**EXERCISE DETAILS:** Show, in full, each line of the data that contains "screenshot".

**DATA EXCERPTS:**
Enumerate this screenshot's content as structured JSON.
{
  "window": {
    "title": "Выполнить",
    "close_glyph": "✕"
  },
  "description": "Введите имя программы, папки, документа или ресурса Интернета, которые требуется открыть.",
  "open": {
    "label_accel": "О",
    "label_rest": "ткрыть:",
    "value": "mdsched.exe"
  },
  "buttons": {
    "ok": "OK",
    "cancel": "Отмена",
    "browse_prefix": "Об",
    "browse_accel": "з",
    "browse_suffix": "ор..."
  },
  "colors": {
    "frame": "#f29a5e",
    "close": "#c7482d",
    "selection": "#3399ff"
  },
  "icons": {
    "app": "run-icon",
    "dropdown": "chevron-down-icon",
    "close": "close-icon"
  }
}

---

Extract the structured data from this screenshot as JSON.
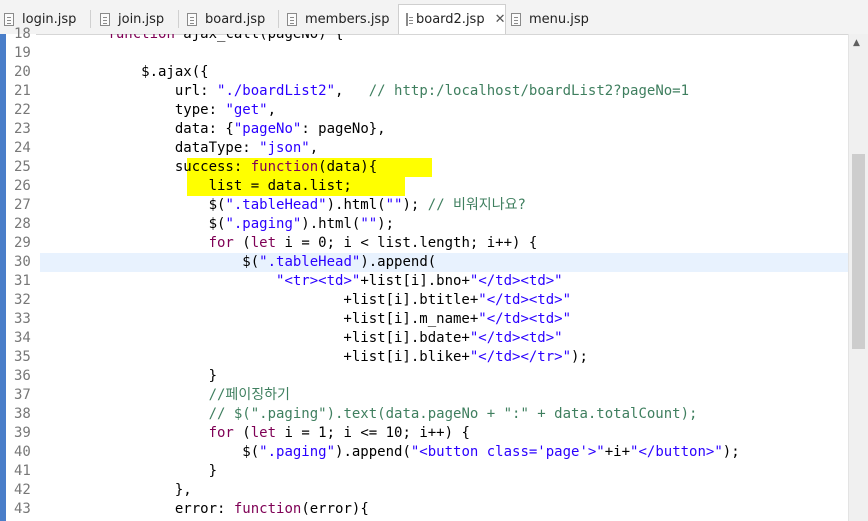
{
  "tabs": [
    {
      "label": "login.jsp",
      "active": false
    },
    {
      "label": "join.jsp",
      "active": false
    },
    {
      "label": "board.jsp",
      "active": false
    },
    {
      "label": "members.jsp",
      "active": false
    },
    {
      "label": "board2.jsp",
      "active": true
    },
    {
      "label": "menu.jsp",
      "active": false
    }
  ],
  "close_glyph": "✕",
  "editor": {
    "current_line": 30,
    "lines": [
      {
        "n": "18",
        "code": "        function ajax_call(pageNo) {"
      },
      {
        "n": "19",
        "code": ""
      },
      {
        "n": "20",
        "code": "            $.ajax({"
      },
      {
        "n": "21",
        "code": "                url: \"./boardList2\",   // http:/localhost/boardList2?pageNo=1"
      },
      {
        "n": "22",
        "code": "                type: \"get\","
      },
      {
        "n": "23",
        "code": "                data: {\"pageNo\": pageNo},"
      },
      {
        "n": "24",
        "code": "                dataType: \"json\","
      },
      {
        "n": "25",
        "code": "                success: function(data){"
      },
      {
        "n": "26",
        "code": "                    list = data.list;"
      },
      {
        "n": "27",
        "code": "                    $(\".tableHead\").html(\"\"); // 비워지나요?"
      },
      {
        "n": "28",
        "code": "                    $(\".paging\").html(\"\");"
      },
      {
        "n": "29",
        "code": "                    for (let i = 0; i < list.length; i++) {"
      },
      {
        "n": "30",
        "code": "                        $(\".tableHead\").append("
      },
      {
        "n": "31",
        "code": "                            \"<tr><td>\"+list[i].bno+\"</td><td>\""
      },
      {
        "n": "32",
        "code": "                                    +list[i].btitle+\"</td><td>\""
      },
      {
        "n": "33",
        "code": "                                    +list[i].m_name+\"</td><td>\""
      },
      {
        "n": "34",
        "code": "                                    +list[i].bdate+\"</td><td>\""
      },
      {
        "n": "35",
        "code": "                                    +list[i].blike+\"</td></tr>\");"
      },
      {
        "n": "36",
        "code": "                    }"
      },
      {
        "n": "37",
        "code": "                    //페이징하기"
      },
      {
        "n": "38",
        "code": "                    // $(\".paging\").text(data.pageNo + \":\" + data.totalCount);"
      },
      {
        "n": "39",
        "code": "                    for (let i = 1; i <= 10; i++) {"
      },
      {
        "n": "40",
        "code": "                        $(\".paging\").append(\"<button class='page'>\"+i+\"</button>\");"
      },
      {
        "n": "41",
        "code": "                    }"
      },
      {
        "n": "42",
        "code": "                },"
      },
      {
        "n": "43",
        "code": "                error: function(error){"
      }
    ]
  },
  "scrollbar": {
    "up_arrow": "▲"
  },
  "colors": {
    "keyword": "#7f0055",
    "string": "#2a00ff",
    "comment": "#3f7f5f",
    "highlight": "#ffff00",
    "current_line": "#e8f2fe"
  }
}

---

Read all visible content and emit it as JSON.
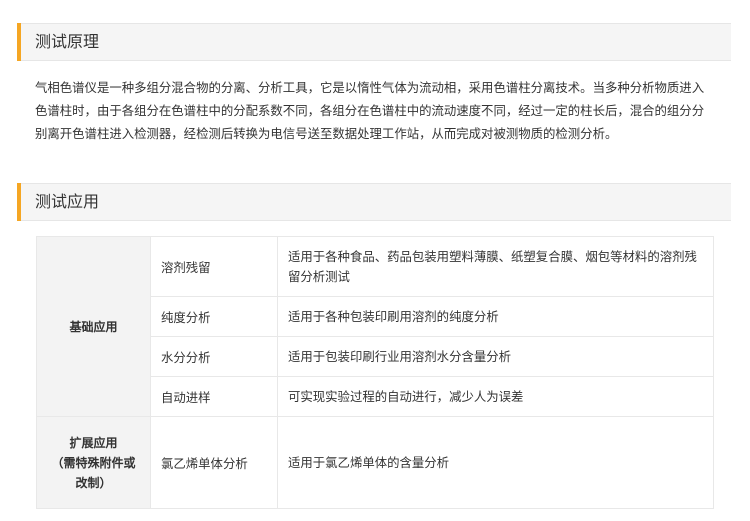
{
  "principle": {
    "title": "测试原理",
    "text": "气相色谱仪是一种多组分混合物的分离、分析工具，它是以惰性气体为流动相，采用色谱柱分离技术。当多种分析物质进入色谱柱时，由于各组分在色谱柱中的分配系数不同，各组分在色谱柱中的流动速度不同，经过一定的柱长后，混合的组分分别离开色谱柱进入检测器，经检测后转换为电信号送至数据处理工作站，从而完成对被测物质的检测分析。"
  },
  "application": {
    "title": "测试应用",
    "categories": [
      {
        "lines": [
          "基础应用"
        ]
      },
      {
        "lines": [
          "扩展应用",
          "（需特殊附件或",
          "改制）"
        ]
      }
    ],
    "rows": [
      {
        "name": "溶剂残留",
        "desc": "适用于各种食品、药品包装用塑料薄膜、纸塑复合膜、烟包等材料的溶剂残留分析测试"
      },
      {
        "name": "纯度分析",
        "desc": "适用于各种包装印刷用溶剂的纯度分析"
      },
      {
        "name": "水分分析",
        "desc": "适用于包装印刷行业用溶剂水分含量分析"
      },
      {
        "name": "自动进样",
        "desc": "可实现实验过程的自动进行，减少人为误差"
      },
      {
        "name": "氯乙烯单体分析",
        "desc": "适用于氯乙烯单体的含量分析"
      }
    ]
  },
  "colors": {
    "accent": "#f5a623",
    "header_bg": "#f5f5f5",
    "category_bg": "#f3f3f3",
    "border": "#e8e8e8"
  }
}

**SOLUTION FOR THIS TASK:**
Enumerate this screenshot's content as structured JSON.
Extract the structured data from this screenshot as JSON.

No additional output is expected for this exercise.